### BRIEF
Pick out the lines in the listing below that contain the word "true" and copy them.

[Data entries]
═══
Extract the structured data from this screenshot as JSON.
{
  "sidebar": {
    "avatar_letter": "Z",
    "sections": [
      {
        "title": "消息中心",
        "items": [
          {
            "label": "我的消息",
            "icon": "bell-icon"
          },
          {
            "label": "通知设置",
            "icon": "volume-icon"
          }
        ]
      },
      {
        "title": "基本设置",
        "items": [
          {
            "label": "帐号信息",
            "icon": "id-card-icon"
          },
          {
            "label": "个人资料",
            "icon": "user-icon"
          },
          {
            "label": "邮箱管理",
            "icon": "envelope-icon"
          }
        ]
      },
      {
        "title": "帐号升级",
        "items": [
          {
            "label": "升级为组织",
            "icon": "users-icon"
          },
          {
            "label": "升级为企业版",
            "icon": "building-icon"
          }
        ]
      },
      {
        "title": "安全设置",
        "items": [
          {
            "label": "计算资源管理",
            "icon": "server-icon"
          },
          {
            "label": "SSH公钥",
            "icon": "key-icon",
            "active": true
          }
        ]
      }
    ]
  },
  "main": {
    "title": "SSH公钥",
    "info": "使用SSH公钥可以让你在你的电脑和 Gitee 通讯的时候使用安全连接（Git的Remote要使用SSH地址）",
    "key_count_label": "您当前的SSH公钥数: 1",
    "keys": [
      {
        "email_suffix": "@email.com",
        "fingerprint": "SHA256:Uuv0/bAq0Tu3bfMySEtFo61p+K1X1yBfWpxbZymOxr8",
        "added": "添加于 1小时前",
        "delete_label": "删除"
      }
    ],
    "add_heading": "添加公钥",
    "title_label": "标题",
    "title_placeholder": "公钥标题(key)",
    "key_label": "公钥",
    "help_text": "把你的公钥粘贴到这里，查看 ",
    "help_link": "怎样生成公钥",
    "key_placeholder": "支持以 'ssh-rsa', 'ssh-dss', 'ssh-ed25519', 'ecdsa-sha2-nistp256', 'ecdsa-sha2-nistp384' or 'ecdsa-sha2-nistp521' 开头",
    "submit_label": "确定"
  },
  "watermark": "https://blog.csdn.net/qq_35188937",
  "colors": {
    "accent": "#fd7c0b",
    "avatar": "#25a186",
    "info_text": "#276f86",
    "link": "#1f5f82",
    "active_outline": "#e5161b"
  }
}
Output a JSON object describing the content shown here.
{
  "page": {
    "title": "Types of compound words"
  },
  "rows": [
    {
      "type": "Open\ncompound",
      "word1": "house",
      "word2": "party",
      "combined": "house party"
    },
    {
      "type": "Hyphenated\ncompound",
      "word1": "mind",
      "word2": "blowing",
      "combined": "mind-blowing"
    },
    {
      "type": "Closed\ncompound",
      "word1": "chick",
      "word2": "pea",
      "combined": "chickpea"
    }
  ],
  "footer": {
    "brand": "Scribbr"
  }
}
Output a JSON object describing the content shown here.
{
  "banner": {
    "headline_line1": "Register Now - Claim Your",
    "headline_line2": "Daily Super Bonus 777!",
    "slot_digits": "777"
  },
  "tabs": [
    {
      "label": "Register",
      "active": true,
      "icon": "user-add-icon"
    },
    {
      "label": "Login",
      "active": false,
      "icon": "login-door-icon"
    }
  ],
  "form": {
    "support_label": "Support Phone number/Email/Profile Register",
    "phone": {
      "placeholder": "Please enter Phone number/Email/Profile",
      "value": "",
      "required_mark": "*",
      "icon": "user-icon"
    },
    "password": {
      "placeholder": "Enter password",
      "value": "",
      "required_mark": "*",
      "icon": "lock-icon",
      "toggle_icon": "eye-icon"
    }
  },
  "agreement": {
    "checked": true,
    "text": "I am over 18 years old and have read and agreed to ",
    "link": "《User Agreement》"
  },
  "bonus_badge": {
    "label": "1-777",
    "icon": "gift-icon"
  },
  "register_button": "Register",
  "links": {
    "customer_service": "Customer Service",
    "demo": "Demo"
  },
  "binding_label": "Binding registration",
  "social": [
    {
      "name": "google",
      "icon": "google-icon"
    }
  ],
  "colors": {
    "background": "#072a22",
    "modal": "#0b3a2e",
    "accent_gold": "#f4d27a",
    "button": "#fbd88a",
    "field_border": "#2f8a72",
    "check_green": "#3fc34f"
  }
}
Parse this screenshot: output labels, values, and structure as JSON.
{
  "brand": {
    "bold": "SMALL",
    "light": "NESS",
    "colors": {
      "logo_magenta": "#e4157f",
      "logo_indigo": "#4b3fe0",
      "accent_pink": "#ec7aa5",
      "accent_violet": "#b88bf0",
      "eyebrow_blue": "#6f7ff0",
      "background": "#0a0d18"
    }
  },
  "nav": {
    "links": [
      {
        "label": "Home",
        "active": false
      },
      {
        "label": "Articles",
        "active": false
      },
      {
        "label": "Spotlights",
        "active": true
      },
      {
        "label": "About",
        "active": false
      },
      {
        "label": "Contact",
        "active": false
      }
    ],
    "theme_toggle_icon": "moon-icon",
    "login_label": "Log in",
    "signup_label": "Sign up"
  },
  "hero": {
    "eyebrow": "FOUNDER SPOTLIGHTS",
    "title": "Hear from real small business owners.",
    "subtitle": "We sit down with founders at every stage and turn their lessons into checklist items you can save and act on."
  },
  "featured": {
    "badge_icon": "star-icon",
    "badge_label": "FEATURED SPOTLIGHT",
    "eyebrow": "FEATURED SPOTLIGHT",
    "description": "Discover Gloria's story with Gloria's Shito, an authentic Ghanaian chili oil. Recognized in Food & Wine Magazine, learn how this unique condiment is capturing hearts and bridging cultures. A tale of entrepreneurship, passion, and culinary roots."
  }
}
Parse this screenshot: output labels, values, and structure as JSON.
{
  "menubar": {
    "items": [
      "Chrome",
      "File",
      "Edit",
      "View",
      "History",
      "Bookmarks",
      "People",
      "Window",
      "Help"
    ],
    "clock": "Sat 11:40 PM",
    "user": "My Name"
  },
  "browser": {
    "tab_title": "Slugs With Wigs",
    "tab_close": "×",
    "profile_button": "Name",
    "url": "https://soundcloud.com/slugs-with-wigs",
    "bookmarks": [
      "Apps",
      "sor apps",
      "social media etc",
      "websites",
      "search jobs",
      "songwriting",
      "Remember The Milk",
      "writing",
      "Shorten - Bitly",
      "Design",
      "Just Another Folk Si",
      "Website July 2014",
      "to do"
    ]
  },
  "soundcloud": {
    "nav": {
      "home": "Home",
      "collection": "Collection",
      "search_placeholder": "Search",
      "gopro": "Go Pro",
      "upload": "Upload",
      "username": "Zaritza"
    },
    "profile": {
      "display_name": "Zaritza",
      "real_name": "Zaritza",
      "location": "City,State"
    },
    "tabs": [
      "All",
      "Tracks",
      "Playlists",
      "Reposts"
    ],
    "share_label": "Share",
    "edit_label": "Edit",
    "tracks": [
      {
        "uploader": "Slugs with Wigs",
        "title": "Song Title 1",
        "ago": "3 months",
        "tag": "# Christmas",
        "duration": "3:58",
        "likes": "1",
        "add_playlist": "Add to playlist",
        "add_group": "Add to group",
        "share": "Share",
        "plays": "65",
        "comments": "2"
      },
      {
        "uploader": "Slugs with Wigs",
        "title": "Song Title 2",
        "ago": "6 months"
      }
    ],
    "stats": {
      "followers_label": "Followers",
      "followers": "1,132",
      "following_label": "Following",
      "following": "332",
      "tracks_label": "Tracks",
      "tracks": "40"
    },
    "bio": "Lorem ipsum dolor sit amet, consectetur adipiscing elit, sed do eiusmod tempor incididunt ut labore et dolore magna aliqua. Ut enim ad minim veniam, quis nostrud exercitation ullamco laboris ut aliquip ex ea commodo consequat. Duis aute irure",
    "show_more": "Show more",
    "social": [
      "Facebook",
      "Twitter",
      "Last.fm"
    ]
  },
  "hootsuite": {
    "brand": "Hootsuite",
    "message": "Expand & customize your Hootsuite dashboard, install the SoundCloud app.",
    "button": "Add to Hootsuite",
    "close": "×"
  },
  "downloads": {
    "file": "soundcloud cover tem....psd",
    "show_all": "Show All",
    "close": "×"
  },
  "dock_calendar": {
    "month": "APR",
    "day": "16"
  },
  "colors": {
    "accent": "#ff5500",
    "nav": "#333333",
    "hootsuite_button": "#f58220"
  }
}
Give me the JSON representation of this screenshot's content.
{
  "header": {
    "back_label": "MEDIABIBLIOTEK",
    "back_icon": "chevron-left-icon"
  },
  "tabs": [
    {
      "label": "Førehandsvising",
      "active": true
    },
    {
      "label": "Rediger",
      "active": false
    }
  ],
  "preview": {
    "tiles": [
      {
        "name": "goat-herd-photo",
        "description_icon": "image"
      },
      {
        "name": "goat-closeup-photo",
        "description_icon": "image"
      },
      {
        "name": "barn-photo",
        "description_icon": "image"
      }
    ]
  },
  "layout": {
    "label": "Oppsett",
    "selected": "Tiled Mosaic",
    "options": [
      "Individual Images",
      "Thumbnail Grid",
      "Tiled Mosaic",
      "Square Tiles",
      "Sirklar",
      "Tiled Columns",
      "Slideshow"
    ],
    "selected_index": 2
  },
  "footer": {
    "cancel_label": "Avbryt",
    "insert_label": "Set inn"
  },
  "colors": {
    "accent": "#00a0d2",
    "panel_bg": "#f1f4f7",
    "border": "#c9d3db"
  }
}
═══
### THE COMPLETED TASK
            "active": true
      "active": true,
    "checked": true,
        "active": true
      "active": true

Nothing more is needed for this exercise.